Dataset records:
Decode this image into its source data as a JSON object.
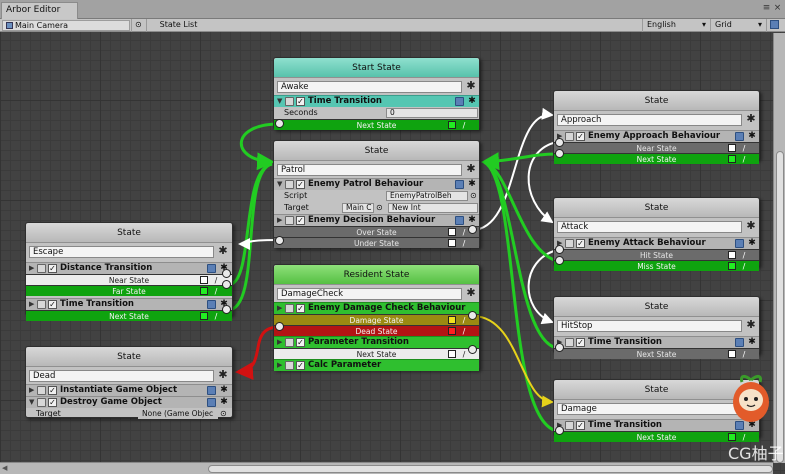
{
  "window": {
    "tab_title": "Arbor Editor"
  },
  "toolbar": {
    "target_object": "Main Camera",
    "state_list_label": "State List",
    "language": "English",
    "grid_label": "Grid"
  },
  "colors": {
    "start_header": "#58c2ab",
    "resident_header": "#55c043",
    "green_wire": "#22cc22",
    "red_wire": "#d11111",
    "yellow_wire": "#e6d21a",
    "white_wire": "#ffffff"
  },
  "nodes": {
    "start": {
      "header": "Start State",
      "name": "Awake",
      "component": "Time Transition",
      "prop_label": "Seconds",
      "prop_value": "0",
      "link": "Next State"
    },
    "patrol": {
      "header": "State",
      "name": "Patrol",
      "comp1": "Enemy Patrol Behaviour",
      "script_label": "Script",
      "script_value": "EnemyPatrolBeh",
      "target_label": "Target",
      "target_value": "Main C",
      "target_option": "New Int",
      "comp2": "Enemy Decision Behaviour",
      "link1": "Over State",
      "link2": "Under State"
    },
    "escape": {
      "header": "State",
      "name": "Escape",
      "comp1": "Distance Transition",
      "link1": "Near State",
      "link2": "Far State",
      "comp2": "Time Transition",
      "link3": "Next State"
    },
    "dead": {
      "header": "State",
      "name": "Dead",
      "comp1": "Instantiate Game Object",
      "comp2": "Destroy Game Object",
      "target_label": "Target",
      "target_value": "None (Game Objec"
    },
    "resident": {
      "header": "Resident State",
      "name": "DamageCheck",
      "comp1": "Enemy Damage Check Behaviour",
      "link1": "Damage State",
      "link2": "Dead State",
      "comp2": "Parameter Transition",
      "link3": "Next State",
      "comp3": "Calc Parameter"
    },
    "approach": {
      "header": "State",
      "name": "Approach",
      "comp1": "Enemy Approach Behaviour",
      "link1": "Near State",
      "link2": "Next State"
    },
    "attack": {
      "header": "State",
      "name": "Attack",
      "comp1": "Enemy Attack Behaviour",
      "link1": "Hit State",
      "link2": "Miss State"
    },
    "hitstop": {
      "header": "State",
      "name": "HitStop",
      "comp1": "Time Transition",
      "link1": "Next State"
    },
    "damage": {
      "header": "State",
      "name": "Damage",
      "comp1": "Time Transition",
      "link1": "Next State"
    }
  },
  "watermark": {
    "text": "CG柚子"
  }
}
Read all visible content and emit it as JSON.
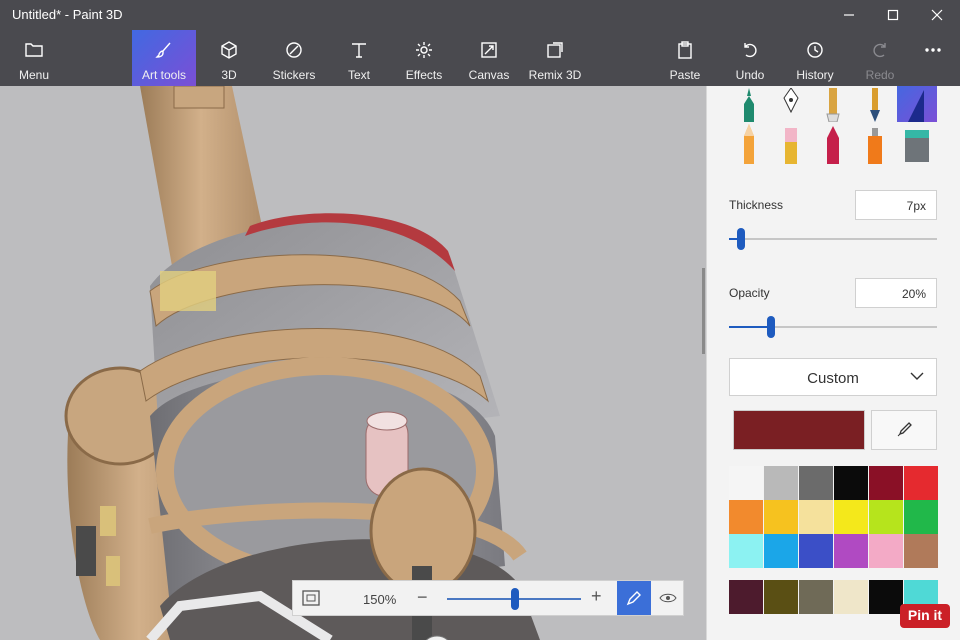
{
  "window": {
    "title": "Untitled* - Paint 3D"
  },
  "toolbar": {
    "menu": "Menu",
    "art_tools": "Art tools",
    "three_d": "3D",
    "stickers": "Stickers",
    "text": "Text",
    "effects": "Effects",
    "canvas": "Canvas",
    "remix": "Remix 3D",
    "paste": "Paste",
    "undo": "Undo",
    "history": "History",
    "redo": "Redo"
  },
  "panel": {
    "thickness_label": "Thickness",
    "thickness_value": "7px",
    "thickness_level": 0.06,
    "opacity_label": "Opacity",
    "opacity_value": "20%",
    "opacity_level": 0.2,
    "finish_dropdown": "Custom",
    "current_color": "#7a1f23",
    "swatches_row1": [
      "#f5f5f5",
      "#b9b9b9",
      "#6b6b6b",
      "#0b0b0b",
      "#8a1026",
      "#e52a2f"
    ],
    "swatches_row2": [
      "#f28a2d",
      "#f6c21f",
      "#f5e19c",
      "#f4e81b",
      "#b6e41c",
      "#21b84a"
    ],
    "swatches_row3": [
      "#8cf2f2",
      "#1ba6e8",
      "#3b4fc7",
      "#b04ac2",
      "#f3aac6",
      "#b07a5a"
    ],
    "swatches_row4": [
      "#4d1b2d",
      "#5a4f14",
      "#6f6a57",
      "#efe6c9",
      "#0b0b0b",
      "#4fd9d6"
    ]
  },
  "zoom": {
    "value": "150%",
    "level": 0.5
  },
  "watermark": "Pin it"
}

▸ What is needed
Each line holding "Time" must be found and copied.

▸ Solution to the exercise
      "component": "Time Transition",
      "comp2": "Time Transition",
      "comp1": "Time Transition",
      "comp1": "Time Transition",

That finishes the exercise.